__Selected passage__:
============================================================

Data lakehouse supplier Dremio has announced new features for querying, performance, and compatibility enhancements that include:

Iceberg table optimization with SQL commands such as OPTIMIZE, ROLLBACK and VACUUM to optimize performance and streamline data lake management.
40 percent better data compression with native Zstandard (zstd) compression.
Tabular UDFs: Tabular User-Defined Functions enable users to extend the native capabilities of Dremio SQL and provide a layer of abstraction to simplify query construction.
New mapping SQL functions: CARDINALITY returns the number of elements in a map or list and helps customers moving array workloads from Presto and Athena; ST_GEOHASH returns the corresponding geohash for the given latitude and longitude coordinates; FROM_GEOHASH returns the latitude and longitude coordinates of the center of the given geohash. Both geohash functions help customers move workloads from Snowflake, Amazon Redshift, Databricks, and Vertica. Geohashing guarantees that the longer a shared prefix between two geohashes is, the spatially closer they are together.

============================================================

__Provided data__:
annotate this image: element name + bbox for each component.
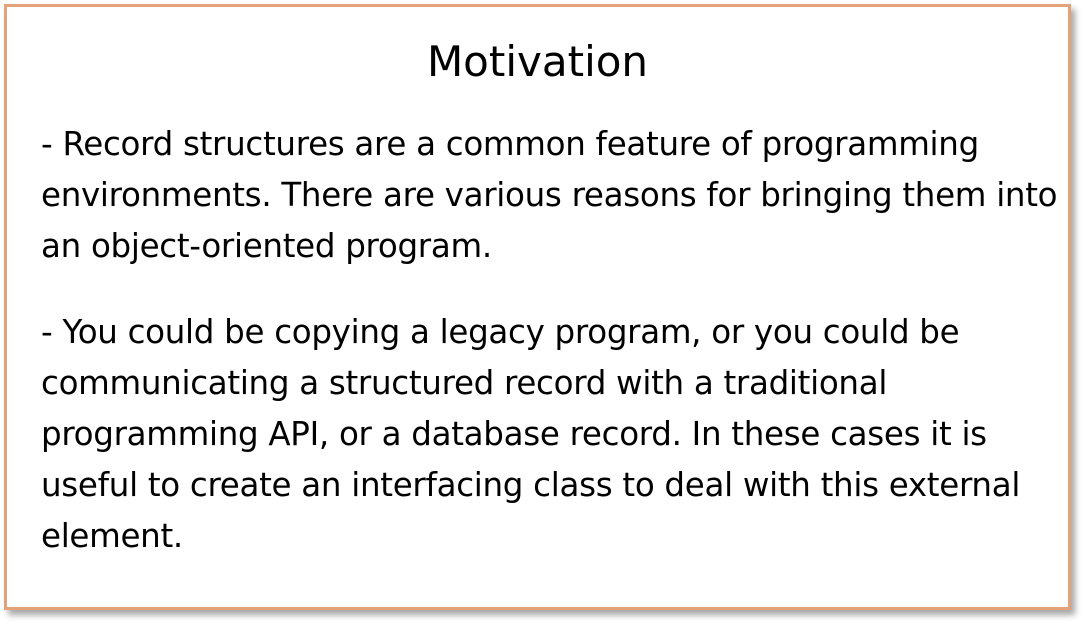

============================================================

__What you need to do__: Condense the paragraph in the Dremio announcement that begins "New mapping SQL functions" into a bulleted list, keeping its main facts. The data here comes from a separate source.

__Correct answer__:
- CARDINALITY returns the number of elements in a map or list and helps customers moving array workloads from Presto and Athena.
- ST_GEOHASH returns the geohash for given latitude and longitude coordinates.
- FROM_GEOHASH returns the latitude and longitude coordinates of the center of a given geohash.
- Both geohash functions help customers move workloads from Snowflake, Amazon Redshift, Databricks, and Vertica.
- Geohashing guarantees that the longer the shared prefix between two geohashes, the closer they are spatially.